+++ Information supplied +++

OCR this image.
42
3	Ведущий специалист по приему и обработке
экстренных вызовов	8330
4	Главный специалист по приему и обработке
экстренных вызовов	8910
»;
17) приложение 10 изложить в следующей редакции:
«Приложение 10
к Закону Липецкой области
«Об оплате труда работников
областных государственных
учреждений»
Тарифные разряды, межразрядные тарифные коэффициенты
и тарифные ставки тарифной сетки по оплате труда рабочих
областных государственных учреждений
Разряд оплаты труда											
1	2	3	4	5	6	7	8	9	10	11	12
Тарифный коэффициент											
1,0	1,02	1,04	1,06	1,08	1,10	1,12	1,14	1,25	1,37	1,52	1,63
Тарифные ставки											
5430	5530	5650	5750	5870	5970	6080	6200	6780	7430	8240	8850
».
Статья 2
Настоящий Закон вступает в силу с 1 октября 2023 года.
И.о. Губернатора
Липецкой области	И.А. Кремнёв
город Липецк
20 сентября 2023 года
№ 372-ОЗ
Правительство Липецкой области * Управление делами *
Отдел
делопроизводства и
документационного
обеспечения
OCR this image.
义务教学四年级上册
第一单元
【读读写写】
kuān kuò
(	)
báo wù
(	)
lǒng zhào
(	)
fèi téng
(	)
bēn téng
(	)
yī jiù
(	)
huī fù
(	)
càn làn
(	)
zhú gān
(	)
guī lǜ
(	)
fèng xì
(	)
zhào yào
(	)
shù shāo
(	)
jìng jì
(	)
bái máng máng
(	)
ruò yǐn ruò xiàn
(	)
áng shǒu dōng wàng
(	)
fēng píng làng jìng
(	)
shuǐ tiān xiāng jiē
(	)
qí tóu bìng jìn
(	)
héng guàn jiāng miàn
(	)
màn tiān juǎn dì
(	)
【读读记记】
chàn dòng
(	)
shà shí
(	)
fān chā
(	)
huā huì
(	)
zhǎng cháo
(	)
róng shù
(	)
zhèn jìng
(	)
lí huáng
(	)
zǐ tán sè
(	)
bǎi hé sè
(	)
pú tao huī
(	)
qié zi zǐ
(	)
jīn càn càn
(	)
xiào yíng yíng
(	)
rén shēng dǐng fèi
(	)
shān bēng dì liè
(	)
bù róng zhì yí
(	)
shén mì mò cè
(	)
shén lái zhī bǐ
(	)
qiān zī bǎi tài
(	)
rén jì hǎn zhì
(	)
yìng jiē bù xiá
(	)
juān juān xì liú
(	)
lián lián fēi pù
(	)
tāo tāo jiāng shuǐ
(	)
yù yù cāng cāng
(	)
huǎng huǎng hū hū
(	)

+++

Reproduce each record exactly, leaving nothing out.

OCR this image.
42
3	Ведущий специалист по приему и обработке
экстренных вызовов	8330
4	Главный специалист по приему и обработке
экстренных вызовов	8910
»;
17) приложение 10 изложить в следующей редакции:
«Приложение 10
к Закону Липецкой области
«Об оплате труда работников
областных государственных
учреждений»
Тарифные разряды, межразрядные тарифные коэффициенты
и тарифные ставки тарифной сетки по оплате труда рабочих
областных государственных учреждений
Разряд оплаты труда											
1	2	3	4	5	6	7	8	9	10	11	12
Тарифный коэффициент											
1,0	1,02	1,04	1,06	1,08	1,10	1,12	1,14	1,25	1,37	1,52	1,63
Тарифные ставки											
5430	5530	5650	5750	5870	5970	6080	6200	6780	7430	8240	8850
».
Статья 2
Настоящий Закон вступает в силу с 1 октября 2023 года.
И.о. Губернатора
Липецкой области	И.А. Кремнёв
город Липецк
20 сентября 2023 года
№ 372-ОЗ
Правительство Липецкой области * Управление делами *
Отдел
делопроизводства и
документационного
обеспечения
OCR this image.
义务教学四年级上册
第一单元
【读读写写】
kuān kuò
(	)
báo wù
(	)
lǒng zhào
(	)
fèi téng
(	)
bēn téng
(	)
yī jiù
(	)
huī fù
(	)
càn làn
(	)
zhú gān
(	)
guī lǜ
(	)
fèng xì
(	)
zhào yào
(	)
shù shāo
(	)
jìng jì
(	)
bái máng máng
(	)
ruò yǐn ruò xiàn
(	)
áng shǒu dōng wàng
(	)
fēng píng làng jìng
(	)
shuǐ tiān xiāng jiē
(	)
qí tóu bìng jìn
(	)
héng guàn jiāng miàn
(	)
màn tiān juǎn dì
(	)
【读读记记】
chàn dòng
(	)
shà shí
(	)
fān chā
(	)
huā huì
(	)
zhǎng cháo
(	)
róng shù
(	)
zhèn jìng
(	)
lí huáng
(	)
zǐ tán sè
(	)
bǎi hé sè
(	)
pú tao huī
(	)
qié zi zǐ
(	)
jīn càn càn
(	)
xiào yíng yíng
(	)
rén shēng dǐng fèi
(	)
shān bēng dì liè
(	)
bù róng zhì yí
(	)
shén mì mò cè
(	)
shén lái zhī bǐ
(	)
qiān zī bǎi tài
(	)
rén jì hǎn zhì
(	)
yìng jiē bù xiá
(	)
juān juān xì liú
(	)
lián lián fēi pù
(	)
tāo tāo jiāng shuǐ
(	)
yù yù cāng cāng
(	)
huǎng huǎng hū hū
(	)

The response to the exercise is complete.